| DIRECTIONS FOR THIS TASK |
From the listing below, work out how many lines contain "ὅταν". Reply with that number only.

++++++++++

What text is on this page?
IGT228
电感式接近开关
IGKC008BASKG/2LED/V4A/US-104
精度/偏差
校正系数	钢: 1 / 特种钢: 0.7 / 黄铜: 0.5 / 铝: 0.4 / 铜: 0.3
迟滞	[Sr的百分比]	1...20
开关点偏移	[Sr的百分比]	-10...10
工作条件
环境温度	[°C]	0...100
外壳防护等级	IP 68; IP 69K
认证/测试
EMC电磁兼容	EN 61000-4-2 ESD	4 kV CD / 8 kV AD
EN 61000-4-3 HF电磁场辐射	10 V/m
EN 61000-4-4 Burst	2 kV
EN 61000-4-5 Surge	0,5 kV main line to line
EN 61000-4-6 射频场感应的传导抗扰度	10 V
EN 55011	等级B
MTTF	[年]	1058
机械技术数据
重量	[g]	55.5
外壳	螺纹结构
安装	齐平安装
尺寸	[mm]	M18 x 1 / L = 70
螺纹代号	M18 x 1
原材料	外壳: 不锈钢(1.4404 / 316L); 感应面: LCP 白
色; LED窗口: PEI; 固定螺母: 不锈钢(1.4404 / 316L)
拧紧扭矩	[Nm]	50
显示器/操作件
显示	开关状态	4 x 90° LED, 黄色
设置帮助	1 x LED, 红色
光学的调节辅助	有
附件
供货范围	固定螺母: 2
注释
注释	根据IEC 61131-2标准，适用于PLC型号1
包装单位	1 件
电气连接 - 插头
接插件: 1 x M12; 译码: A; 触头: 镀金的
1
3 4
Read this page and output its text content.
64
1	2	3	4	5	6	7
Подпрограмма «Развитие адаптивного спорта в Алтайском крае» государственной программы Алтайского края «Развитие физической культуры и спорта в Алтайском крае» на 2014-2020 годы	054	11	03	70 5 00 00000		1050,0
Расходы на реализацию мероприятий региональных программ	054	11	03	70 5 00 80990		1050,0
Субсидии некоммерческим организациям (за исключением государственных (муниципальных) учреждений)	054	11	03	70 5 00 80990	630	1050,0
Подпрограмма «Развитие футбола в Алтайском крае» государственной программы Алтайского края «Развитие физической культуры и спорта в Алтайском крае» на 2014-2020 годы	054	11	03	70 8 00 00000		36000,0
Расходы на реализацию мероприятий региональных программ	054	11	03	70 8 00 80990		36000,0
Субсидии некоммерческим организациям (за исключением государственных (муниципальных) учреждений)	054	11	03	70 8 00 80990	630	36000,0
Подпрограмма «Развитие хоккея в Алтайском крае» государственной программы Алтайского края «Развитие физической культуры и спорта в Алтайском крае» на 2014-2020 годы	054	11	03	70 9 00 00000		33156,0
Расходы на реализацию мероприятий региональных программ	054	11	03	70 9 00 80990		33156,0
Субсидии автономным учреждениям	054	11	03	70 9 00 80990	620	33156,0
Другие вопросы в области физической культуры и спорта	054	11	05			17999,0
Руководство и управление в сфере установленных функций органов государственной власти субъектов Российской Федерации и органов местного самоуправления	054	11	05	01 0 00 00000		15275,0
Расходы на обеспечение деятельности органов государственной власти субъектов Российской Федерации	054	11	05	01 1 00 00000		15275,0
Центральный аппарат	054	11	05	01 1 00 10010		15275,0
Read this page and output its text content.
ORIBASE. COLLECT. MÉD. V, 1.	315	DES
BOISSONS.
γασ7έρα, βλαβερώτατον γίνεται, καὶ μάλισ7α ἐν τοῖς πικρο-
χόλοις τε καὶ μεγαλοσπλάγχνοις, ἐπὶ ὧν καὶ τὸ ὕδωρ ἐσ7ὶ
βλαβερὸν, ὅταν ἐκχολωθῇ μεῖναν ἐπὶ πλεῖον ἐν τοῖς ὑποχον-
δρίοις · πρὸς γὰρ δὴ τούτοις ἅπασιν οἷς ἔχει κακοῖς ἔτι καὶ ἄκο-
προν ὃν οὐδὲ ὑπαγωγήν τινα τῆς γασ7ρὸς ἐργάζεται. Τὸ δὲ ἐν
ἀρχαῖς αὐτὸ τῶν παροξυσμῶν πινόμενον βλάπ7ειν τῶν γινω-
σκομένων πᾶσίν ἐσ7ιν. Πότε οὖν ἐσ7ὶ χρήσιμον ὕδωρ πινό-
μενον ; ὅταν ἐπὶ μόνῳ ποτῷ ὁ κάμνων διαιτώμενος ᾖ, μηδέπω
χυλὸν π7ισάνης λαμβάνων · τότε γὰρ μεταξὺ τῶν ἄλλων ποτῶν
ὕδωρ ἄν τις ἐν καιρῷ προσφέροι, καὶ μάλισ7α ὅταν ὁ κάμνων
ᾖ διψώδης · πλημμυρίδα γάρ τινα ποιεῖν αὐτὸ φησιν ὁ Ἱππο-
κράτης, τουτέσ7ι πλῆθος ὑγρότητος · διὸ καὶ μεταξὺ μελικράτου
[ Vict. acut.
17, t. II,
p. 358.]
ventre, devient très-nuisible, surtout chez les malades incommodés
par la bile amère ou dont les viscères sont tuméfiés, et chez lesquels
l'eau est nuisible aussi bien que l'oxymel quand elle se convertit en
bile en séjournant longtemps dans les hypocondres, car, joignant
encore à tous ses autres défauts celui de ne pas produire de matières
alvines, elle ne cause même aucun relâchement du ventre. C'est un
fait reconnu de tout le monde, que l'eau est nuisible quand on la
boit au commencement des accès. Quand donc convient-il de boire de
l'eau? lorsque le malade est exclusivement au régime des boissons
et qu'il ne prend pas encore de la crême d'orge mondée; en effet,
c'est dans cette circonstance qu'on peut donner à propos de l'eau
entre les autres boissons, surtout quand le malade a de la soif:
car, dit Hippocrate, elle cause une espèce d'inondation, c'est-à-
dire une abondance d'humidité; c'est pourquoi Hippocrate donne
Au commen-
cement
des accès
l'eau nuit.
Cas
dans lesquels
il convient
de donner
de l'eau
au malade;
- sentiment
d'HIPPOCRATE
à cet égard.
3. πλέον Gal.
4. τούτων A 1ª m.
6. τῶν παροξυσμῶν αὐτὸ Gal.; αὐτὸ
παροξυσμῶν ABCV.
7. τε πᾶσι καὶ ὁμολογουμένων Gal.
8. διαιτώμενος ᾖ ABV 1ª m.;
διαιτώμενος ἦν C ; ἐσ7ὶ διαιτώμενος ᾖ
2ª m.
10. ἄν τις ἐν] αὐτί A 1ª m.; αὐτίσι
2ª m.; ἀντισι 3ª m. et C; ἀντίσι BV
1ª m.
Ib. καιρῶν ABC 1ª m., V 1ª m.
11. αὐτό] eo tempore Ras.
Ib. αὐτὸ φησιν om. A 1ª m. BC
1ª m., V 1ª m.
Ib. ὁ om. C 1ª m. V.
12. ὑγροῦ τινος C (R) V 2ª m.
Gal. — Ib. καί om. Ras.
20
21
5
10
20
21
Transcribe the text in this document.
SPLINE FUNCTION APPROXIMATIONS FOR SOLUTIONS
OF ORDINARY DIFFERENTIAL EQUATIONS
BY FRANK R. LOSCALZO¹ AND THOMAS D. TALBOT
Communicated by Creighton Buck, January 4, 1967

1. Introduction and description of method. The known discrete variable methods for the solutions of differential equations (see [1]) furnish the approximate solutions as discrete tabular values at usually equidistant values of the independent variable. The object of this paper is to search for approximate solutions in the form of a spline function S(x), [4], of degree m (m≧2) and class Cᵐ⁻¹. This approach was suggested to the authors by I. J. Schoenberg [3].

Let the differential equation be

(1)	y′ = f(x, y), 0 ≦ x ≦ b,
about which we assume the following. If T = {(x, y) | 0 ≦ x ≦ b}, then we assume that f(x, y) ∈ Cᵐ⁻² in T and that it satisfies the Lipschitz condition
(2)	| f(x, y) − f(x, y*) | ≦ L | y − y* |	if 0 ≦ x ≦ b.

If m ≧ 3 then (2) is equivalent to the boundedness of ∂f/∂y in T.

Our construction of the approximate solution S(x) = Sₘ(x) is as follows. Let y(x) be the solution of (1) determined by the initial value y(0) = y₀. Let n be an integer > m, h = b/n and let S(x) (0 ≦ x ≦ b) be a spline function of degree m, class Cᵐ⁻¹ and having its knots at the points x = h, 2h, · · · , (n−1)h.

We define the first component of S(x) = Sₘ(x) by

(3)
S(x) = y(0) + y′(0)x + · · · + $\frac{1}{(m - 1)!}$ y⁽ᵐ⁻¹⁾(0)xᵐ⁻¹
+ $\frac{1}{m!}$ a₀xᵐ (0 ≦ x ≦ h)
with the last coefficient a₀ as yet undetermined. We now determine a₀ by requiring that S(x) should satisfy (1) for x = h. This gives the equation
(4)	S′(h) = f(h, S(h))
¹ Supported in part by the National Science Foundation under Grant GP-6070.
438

++++++++++

| ANSWER TO THE PROBLEM |
3